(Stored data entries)
◆ ◆ ◆ ◆ ◆
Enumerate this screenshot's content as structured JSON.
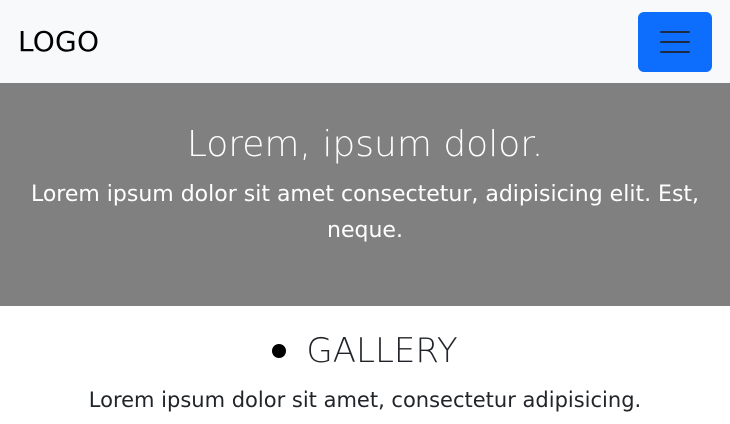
{
  "navbar": {
    "brand": "LOGO",
    "toggler_icon": "hamburger-menu-icon",
    "toggler_color": "#0d6efd"
  },
  "hero": {
    "title": "Lorem, ipsum dolor.",
    "text": "Lorem ipsum dolor sit amet consectetur, adipisicing elit. Est, neque.",
    "background": "#808080"
  },
  "gallery": {
    "heading": "GALLERY",
    "text": "Lorem ipsum dolor sit amet, consectetur adipisicing."
  }
}
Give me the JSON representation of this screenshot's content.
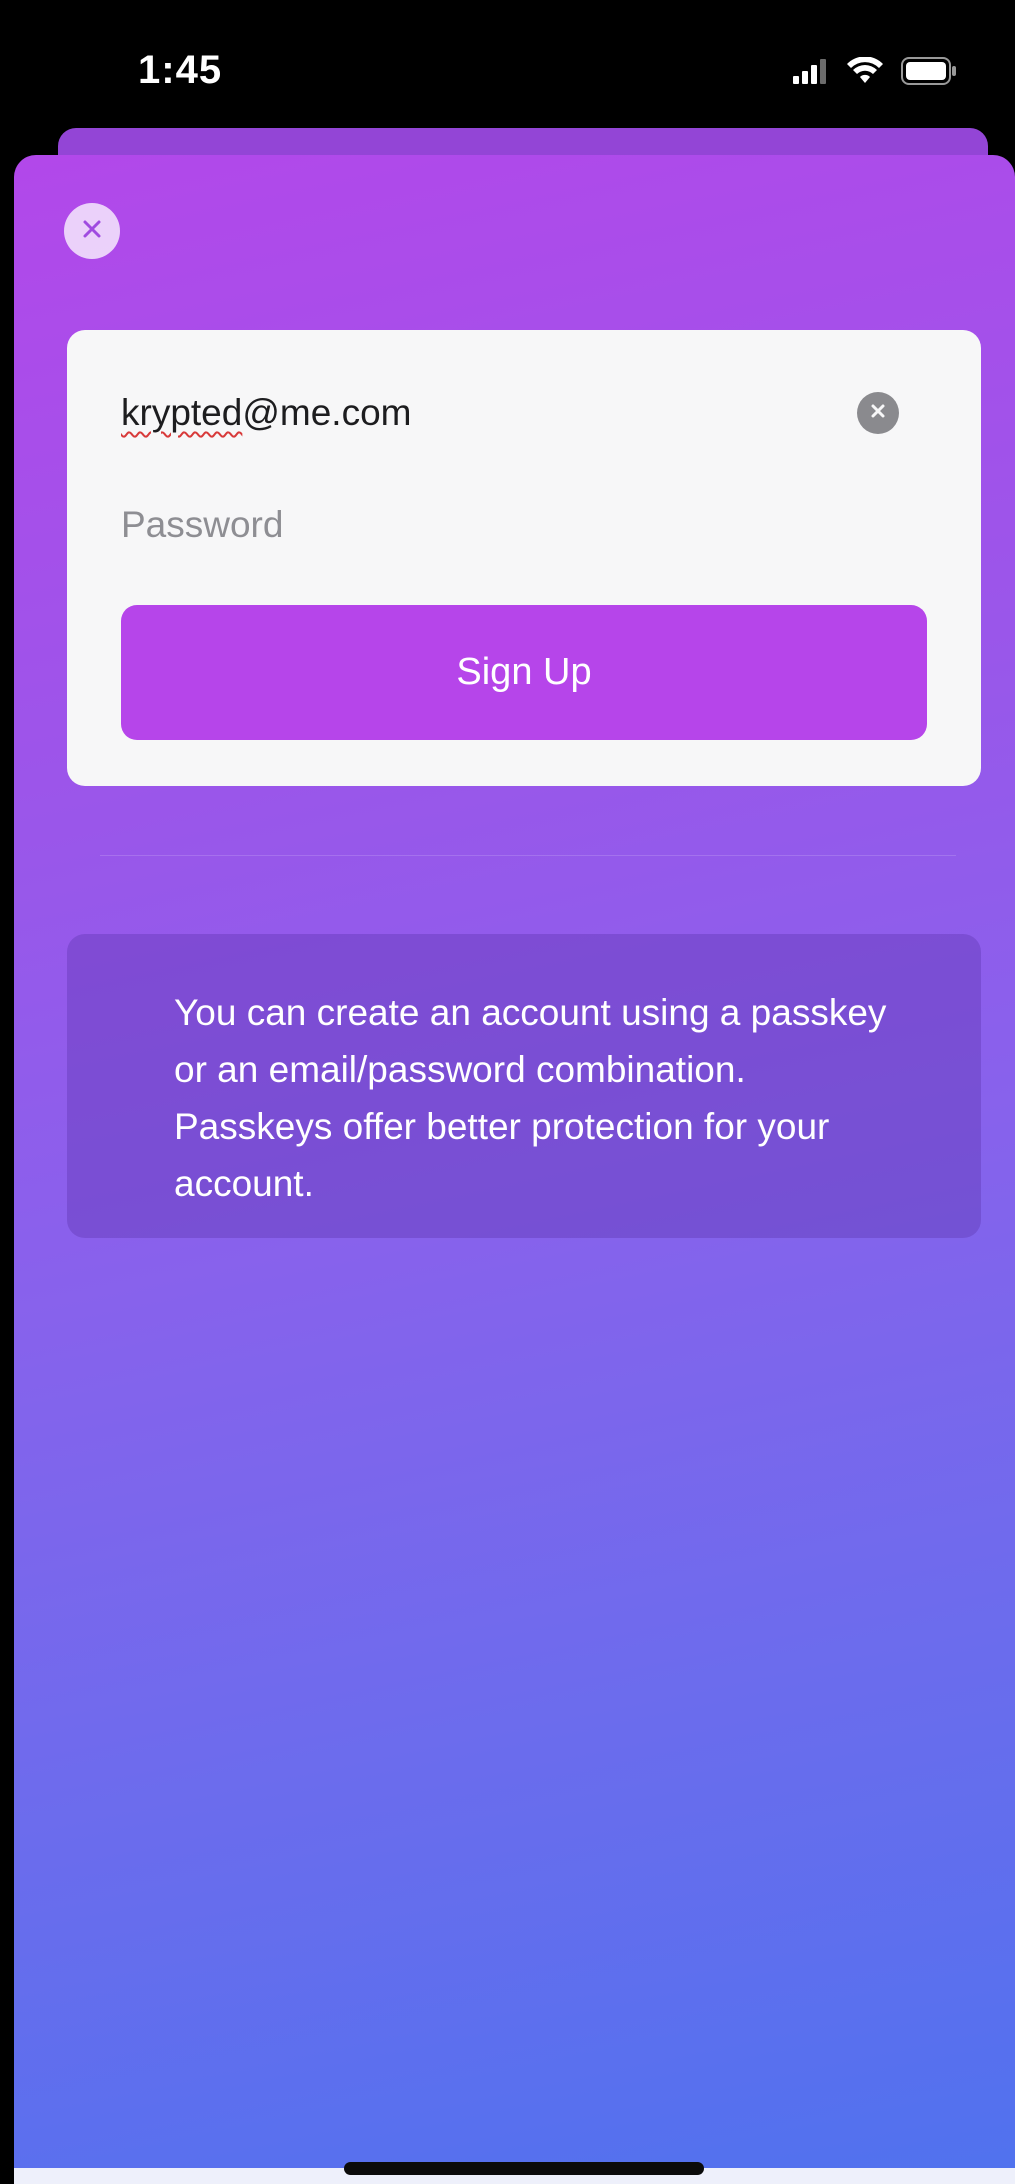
{
  "status_bar": {
    "time": "1:45",
    "icons": [
      "cellular-signal-icon",
      "wifi-icon",
      "battery-icon"
    ]
  },
  "sheet": {
    "close_icon": "close-icon",
    "form": {
      "email_value": "krypted@me.com",
      "email_misspelled_part": "krypted",
      "email_rest": "@me.com",
      "clear_icon": "clear-icon",
      "password_placeholder": "Password",
      "password_value": "",
      "signup_label": "Sign Up"
    },
    "info_text": "You can create an account using a passkey or an email/password combination. Passkeys offer better protection for your account."
  },
  "colors": {
    "accent": "#b645ea",
    "gradient_top": "#b248ea",
    "gradient_bottom": "#4f72ee",
    "card_bg": "#f7f7f8"
  }
}
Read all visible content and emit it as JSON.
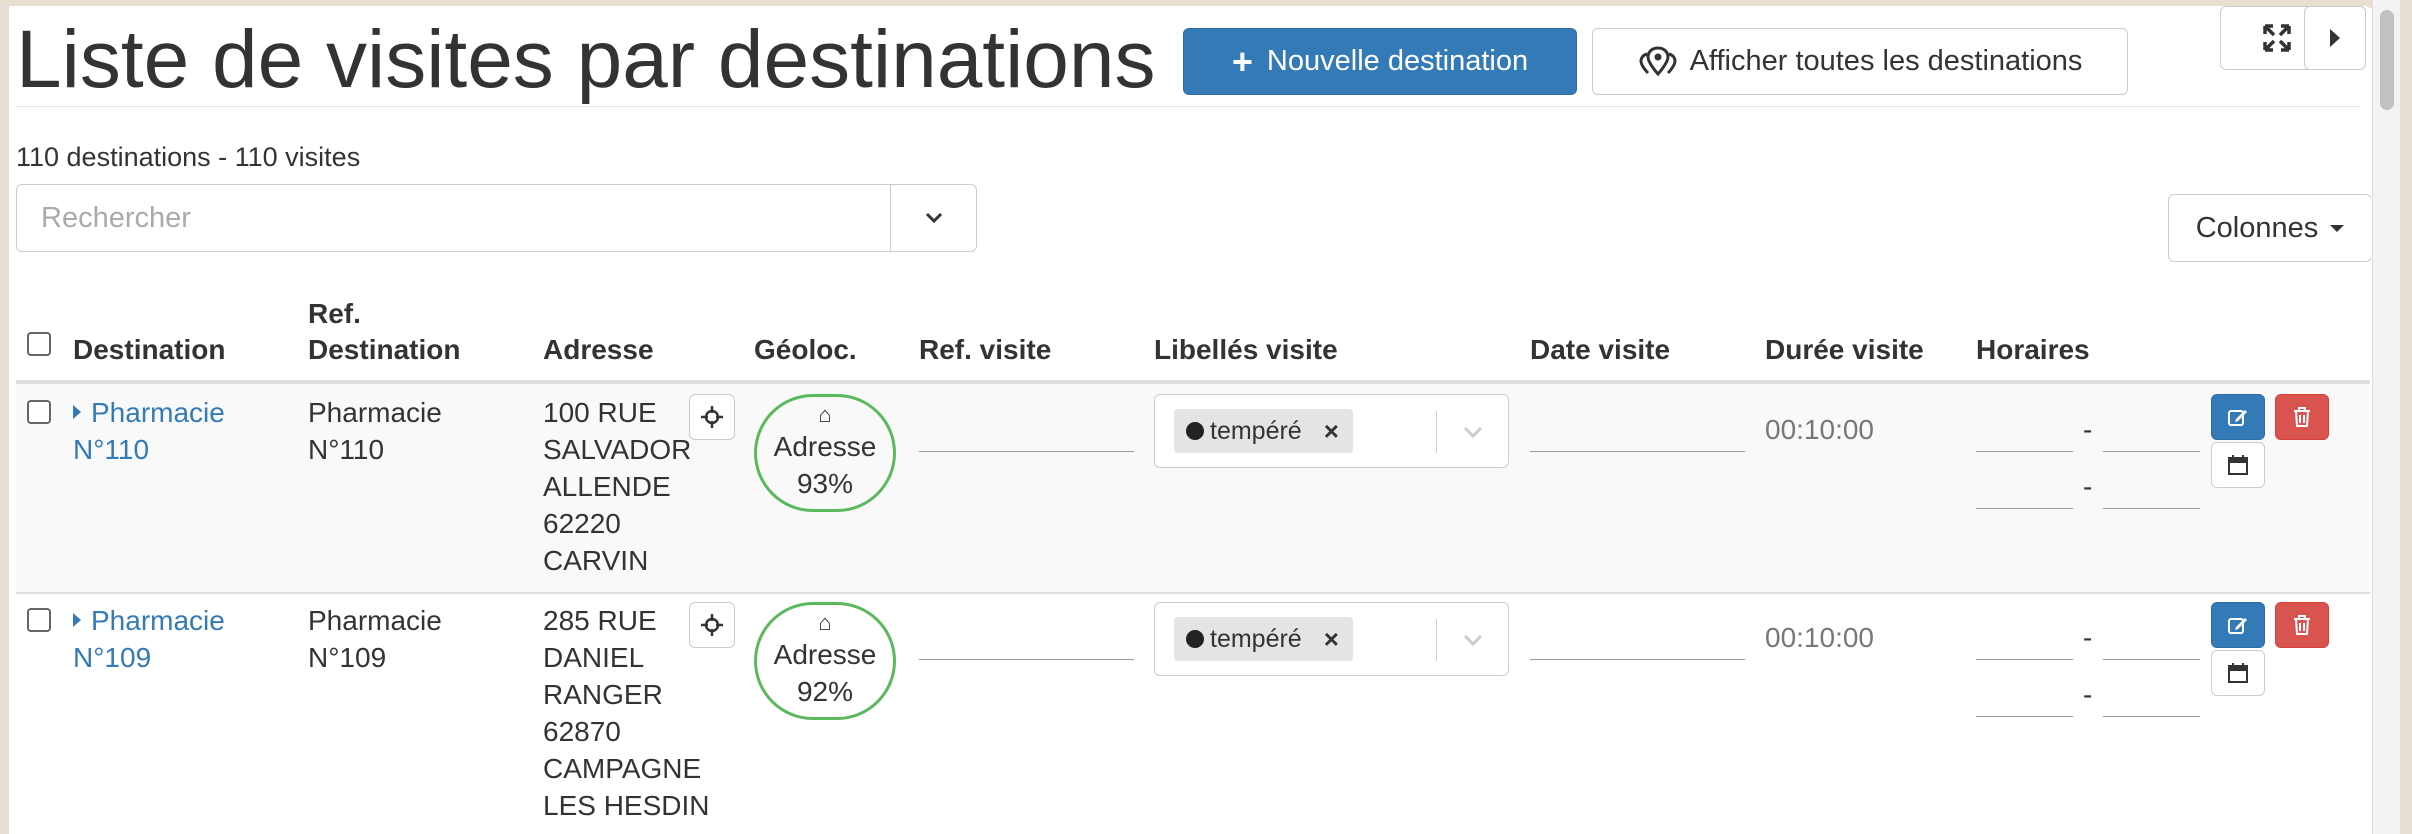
◆ ◆ ◆ ◆ ◆
### WHAT YOU WILL DO
In the entries above, count each line holding "krypted" and report the total and nothing more.

### COMPLETE RESPONSE
2